### [Request]
Write out all entries word for word.

### [Working data]

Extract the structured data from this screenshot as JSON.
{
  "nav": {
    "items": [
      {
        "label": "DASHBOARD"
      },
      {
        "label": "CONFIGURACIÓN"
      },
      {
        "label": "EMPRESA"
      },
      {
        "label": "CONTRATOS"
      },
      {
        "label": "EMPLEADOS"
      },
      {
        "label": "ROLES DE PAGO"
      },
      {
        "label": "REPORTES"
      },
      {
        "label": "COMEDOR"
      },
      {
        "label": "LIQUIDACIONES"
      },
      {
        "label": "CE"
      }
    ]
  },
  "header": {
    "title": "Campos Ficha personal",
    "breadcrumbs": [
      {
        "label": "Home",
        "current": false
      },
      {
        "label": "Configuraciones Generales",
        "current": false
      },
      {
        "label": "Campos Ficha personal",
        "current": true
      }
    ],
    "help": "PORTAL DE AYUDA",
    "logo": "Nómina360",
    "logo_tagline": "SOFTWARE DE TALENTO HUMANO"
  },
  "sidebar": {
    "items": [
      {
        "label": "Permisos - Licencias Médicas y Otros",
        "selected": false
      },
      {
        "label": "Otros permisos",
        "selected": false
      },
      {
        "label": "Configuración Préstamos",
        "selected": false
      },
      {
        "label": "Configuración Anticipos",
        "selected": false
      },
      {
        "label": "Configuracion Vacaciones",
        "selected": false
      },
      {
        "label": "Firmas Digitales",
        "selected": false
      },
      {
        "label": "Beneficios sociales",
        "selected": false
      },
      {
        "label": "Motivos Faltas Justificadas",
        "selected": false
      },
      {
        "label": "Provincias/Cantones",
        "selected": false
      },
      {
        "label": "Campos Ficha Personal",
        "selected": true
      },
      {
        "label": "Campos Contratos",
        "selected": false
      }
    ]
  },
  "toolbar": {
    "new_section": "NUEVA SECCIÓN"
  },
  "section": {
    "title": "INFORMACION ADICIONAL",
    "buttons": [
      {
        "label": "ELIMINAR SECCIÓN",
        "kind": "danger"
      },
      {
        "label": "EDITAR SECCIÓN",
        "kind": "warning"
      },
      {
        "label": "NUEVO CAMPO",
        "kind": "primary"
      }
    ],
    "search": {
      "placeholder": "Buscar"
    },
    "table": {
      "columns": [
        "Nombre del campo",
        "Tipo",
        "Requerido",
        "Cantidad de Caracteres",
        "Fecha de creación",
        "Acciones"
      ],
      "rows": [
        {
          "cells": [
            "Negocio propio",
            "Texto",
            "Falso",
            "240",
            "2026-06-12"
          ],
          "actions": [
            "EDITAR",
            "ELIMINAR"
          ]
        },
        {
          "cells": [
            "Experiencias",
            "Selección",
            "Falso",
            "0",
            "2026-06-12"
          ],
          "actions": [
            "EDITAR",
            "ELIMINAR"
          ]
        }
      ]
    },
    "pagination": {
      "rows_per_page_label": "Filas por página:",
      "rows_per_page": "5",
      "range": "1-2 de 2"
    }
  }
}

### [Response to the task]
Extract the structured data from this screenshot as JSON.
{
  "nav": {
    "items": [
      {
        "label": "DASHBOARD"
      },
      {
        "label": "CONFIGURACIÓN"
      },
      {
        "label": "EMPRESA"
      },
      {
        "label": "CONTRATOS"
      },
      {
        "label": "EMPLEADOS"
      },
      {
        "label": "ROLES DE PAGO"
      },
      {
        "label": "REPORTES"
      },
      {
        "label": "COMEDOR"
      },
      {
        "label": "LIQUIDACIONES"
      },
      {
        "label": "CE"
      }
    ]
  },
  "header": {
    "title": "Campos Ficha personal",
    "breadcrumbs": [
      {
        "label": "Home",
        "current": false
      },
      {
        "label": "Configuraciones Generales",
        "current": false
      },
      {
        "label": "Campos Ficha personal",
        "current": true
      }
    ],
    "help": "PORTAL DE AYUDA",
    "logo": "Nómina360",
    "logo_tagline": "SOFTWARE DE TALENTO HUMANO"
  },
  "sidebar": {
    "items": [
      {
        "label": "Permisos - Licencias Médicas y Otros",
        "selected": false
      },
      {
        "label": "Otros permisos",
        "selected": false
      },
      {
        "label": "Configuración Préstamos",
        "selected": false
      },
      {
        "label": "Configuración Anticipos",
        "selected": false
      },
      {
        "label": "Configuracion Vacaciones",
        "selected": false
      },
      {
        "label": "Firmas Digitales",
        "selected": false
      },
      {
        "label": "Beneficios sociales",
        "selected": false
      },
      {
        "label": "Motivos Faltas Justificadas",
        "selected": false
      },
      {
        "label": "Provincias/Cantones",
        "selected": false
      },
      {
        "label": "Campos Ficha Personal",
        "selected": true
      },
      {
        "label": "Campos Contratos",
        "selected": false
      }
    ]
  },
  "toolbar": {
    "new_section": "NUEVA SECCIÓN"
  },
  "section": {
    "title": "INFORMACION ADICIONAL",
    "buttons": [
      {
        "label": "ELIMINAR SECCIÓN",
        "kind": "danger"
      },
      {
        "label": "EDITAR SECCIÓN",
        "kind": "warning"
      },
      {
        "label": "NUEVO CAMPO",
        "kind": "primary"
      }
    ],
    "search": {
      "placeholder": "Buscar"
    },
    "table": {
      "columns": [
        "Nombre del campo",
        "Tipo",
        "Requerido",
        "Cantidad de Caracteres",
        "Fecha de creación",
        "Acciones"
      ],
      "rows": [
        {
          "cells": [
            "Negocio propio",
            "Texto",
            "Falso",
            "240",
            "2026-06-12"
          ],
          "actions": [
            "EDITAR",
            "ELIMINAR"
          ]
        },
        {
          "cells": [
            "Experiencias",
            "Selección",
            "Falso",
            "0",
            "2026-06-12"
          ],
          "actions": [
            "EDITAR",
            "ELIMINAR"
          ]
        }
      ]
    },
    "pagination": {
      "rows_per_page_label": "Filas por página:",
      "rows_per_page": "5",
      "range": "1-2 de 2"
    }
  }
}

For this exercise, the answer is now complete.